# [Stated exercise]
Go through the entries below and count the lines holding the word "type". Reply with only the number, please.

═════ Records for processing ═════

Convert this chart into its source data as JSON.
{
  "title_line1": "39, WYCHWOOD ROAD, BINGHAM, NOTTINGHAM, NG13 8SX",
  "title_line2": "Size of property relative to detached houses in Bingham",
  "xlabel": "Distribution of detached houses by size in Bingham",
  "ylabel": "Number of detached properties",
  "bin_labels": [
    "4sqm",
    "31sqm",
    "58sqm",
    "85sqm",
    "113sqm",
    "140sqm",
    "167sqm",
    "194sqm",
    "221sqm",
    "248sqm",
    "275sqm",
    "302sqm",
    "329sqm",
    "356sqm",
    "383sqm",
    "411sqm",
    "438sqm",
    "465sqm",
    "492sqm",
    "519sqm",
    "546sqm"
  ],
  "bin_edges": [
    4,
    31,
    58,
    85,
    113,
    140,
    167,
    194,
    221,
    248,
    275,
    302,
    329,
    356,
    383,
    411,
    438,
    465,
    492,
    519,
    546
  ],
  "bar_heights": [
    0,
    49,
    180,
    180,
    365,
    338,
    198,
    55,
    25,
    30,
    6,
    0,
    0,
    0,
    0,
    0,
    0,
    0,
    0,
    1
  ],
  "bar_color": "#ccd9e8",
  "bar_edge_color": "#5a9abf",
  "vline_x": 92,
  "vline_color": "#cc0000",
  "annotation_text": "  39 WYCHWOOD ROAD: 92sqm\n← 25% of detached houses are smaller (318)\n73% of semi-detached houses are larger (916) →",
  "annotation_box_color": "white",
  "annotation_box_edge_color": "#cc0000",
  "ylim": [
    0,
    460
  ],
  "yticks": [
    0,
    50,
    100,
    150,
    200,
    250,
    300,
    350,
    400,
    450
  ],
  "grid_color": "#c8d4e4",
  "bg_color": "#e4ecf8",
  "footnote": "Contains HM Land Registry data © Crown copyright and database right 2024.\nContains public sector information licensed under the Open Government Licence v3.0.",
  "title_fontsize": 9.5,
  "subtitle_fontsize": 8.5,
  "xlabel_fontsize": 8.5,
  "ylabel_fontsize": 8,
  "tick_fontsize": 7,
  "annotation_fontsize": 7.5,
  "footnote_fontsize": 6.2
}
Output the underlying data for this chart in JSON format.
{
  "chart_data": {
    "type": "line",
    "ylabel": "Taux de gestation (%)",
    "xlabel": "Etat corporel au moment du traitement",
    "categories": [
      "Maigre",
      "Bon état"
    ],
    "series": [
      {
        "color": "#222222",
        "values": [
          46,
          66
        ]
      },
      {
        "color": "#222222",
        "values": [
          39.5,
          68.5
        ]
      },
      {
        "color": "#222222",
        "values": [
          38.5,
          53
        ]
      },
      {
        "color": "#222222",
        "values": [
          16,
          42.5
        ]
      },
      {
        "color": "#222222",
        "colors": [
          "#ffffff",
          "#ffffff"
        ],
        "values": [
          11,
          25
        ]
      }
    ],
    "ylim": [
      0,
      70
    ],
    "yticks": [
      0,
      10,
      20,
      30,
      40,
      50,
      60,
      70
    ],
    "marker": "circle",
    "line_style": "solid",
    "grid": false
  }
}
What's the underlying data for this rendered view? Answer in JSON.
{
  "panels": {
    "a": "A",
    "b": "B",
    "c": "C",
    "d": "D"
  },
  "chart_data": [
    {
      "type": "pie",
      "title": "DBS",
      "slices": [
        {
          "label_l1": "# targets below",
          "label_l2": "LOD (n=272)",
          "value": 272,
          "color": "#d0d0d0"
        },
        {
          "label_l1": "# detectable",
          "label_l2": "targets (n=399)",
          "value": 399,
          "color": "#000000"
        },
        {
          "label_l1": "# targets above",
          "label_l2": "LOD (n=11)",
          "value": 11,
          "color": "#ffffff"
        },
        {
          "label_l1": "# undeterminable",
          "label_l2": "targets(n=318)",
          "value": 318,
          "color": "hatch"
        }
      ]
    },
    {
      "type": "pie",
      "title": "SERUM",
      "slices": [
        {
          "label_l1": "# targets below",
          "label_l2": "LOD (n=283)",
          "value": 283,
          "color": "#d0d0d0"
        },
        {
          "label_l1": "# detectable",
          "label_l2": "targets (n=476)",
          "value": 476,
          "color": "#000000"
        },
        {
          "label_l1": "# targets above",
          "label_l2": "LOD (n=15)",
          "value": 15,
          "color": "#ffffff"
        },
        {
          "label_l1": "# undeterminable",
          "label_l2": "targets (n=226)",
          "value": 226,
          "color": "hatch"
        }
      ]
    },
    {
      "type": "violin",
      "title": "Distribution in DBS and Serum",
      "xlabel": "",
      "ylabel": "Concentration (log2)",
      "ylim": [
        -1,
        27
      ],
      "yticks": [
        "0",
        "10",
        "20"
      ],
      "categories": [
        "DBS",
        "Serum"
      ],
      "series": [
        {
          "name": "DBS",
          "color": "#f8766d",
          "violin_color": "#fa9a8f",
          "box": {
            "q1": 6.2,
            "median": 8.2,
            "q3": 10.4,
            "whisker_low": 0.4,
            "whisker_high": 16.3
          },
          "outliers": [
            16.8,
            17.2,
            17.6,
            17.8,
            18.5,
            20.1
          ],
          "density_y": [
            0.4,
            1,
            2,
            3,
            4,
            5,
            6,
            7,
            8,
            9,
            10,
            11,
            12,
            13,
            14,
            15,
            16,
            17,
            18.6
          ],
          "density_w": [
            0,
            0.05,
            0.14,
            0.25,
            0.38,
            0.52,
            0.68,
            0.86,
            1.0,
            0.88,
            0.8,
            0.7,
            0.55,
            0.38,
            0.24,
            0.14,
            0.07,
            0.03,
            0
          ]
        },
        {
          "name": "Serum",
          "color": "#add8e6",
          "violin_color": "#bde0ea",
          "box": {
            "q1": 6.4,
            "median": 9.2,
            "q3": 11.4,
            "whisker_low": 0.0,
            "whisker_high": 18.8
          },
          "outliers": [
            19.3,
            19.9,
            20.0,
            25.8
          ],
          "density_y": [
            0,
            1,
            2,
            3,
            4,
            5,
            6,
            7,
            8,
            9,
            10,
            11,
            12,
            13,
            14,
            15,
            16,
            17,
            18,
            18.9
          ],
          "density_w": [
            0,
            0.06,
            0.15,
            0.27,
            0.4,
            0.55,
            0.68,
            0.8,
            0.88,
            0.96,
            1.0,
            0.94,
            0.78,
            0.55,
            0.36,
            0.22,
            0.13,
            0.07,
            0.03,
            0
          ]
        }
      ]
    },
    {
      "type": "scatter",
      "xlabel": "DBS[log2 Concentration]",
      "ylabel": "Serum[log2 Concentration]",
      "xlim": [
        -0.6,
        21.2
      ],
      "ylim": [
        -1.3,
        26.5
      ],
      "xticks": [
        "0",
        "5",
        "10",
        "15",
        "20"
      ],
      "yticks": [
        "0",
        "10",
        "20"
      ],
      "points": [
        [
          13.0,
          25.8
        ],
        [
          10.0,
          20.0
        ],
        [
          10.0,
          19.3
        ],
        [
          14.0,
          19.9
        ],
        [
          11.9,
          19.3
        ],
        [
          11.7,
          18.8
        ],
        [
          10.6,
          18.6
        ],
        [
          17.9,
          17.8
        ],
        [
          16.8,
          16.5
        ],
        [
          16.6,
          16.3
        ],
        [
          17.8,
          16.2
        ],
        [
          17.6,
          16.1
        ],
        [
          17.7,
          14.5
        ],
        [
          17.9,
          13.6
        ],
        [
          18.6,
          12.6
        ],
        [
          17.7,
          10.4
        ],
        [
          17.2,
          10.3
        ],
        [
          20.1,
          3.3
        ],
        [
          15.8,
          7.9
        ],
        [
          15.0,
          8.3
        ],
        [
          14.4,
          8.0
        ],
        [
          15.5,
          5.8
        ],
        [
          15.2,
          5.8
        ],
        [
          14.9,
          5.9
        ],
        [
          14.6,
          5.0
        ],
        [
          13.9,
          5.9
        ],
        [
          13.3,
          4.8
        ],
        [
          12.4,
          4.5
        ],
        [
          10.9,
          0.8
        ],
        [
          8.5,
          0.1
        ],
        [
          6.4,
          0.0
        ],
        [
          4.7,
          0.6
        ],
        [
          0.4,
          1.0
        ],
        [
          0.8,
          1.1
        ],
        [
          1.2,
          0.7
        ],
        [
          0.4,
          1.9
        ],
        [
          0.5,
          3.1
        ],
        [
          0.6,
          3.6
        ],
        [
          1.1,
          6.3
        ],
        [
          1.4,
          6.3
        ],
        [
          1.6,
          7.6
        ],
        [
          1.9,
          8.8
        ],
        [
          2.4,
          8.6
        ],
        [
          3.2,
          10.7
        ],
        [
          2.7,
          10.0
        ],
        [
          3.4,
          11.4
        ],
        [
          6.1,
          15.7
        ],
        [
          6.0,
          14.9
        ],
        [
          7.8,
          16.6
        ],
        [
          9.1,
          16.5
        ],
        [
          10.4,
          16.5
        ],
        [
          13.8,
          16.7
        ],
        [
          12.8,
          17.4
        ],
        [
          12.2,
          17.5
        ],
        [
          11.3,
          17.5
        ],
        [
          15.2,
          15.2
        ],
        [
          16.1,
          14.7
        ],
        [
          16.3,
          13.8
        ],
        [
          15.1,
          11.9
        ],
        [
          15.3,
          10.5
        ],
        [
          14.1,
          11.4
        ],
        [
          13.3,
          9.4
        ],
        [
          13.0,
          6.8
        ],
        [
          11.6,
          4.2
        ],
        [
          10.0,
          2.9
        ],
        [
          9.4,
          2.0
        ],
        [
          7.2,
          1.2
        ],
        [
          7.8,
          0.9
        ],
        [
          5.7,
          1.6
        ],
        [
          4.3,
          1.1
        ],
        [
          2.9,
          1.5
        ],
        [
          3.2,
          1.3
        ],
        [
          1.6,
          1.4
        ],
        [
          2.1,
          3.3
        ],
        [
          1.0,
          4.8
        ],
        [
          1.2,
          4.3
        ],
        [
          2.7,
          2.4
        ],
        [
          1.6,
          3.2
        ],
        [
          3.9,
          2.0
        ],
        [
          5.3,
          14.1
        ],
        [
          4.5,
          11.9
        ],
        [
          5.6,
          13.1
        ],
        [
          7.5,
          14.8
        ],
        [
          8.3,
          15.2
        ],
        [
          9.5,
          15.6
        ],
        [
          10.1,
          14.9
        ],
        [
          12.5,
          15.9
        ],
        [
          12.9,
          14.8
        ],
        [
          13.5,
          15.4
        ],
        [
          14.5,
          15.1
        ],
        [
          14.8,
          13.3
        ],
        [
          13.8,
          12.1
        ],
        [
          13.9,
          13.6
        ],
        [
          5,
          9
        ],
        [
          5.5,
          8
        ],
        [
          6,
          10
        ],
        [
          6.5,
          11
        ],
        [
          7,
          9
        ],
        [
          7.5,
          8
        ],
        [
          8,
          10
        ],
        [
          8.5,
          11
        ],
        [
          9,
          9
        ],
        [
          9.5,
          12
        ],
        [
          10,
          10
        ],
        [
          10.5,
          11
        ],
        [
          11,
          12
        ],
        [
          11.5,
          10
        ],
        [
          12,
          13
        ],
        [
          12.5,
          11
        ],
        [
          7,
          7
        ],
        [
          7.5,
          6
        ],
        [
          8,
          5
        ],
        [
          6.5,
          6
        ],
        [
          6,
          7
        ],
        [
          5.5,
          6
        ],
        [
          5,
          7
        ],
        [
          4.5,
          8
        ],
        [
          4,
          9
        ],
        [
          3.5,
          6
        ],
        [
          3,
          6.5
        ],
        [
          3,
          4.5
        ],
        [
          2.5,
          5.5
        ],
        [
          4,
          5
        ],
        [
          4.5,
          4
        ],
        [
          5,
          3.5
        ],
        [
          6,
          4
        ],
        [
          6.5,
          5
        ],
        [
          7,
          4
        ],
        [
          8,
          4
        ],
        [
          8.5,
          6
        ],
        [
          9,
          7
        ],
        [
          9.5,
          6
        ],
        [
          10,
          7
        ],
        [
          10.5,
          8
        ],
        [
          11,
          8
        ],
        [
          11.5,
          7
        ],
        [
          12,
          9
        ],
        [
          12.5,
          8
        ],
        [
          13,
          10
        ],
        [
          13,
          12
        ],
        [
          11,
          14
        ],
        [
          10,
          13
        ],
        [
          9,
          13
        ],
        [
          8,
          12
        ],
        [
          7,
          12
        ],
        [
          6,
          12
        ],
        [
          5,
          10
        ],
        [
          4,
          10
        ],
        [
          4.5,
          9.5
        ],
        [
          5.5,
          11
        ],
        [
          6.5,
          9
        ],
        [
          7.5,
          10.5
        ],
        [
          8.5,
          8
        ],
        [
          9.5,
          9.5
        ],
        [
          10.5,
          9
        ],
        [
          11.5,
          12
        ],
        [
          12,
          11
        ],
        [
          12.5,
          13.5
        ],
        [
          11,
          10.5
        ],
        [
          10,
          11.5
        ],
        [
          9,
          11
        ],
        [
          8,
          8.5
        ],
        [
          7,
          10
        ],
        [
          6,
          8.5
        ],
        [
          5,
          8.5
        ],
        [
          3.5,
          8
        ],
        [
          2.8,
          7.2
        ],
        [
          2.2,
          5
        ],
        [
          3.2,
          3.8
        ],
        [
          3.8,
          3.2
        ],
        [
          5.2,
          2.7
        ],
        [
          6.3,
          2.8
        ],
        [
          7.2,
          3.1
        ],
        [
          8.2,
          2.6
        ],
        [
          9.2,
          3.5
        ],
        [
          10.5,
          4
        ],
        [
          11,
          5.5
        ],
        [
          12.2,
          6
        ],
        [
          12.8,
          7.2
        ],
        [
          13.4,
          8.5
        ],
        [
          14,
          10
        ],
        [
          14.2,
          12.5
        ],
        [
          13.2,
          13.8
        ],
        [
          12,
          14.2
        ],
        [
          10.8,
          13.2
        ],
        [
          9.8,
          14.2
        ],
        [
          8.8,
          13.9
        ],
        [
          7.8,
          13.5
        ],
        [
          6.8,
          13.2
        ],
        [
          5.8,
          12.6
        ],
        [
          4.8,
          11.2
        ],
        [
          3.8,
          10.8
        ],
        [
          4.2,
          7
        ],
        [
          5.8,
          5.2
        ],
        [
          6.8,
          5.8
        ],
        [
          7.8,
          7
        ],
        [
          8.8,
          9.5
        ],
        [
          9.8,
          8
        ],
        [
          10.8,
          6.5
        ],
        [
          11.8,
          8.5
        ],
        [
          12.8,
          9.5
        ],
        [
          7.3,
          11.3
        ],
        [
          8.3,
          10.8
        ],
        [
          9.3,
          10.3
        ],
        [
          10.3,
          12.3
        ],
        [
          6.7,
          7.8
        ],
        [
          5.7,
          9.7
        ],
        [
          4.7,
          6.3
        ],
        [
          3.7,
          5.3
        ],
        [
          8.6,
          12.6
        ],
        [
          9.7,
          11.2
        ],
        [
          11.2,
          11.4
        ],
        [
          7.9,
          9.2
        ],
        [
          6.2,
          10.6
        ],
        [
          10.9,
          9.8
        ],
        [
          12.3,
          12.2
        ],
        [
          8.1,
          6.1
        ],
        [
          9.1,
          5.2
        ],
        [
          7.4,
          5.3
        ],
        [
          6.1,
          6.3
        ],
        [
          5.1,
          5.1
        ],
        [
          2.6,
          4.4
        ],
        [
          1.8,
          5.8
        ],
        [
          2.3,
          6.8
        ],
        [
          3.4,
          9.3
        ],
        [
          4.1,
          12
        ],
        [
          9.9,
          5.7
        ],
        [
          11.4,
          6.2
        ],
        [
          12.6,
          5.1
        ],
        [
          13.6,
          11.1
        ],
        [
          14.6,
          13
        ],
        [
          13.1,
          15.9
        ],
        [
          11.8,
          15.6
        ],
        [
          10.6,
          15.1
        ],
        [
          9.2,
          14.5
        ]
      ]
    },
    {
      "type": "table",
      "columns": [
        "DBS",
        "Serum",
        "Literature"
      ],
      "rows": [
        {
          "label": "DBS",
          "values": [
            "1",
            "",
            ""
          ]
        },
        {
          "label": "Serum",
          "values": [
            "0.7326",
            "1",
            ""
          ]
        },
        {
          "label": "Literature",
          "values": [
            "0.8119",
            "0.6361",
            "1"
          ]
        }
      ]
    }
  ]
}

═════

# [Task response]
6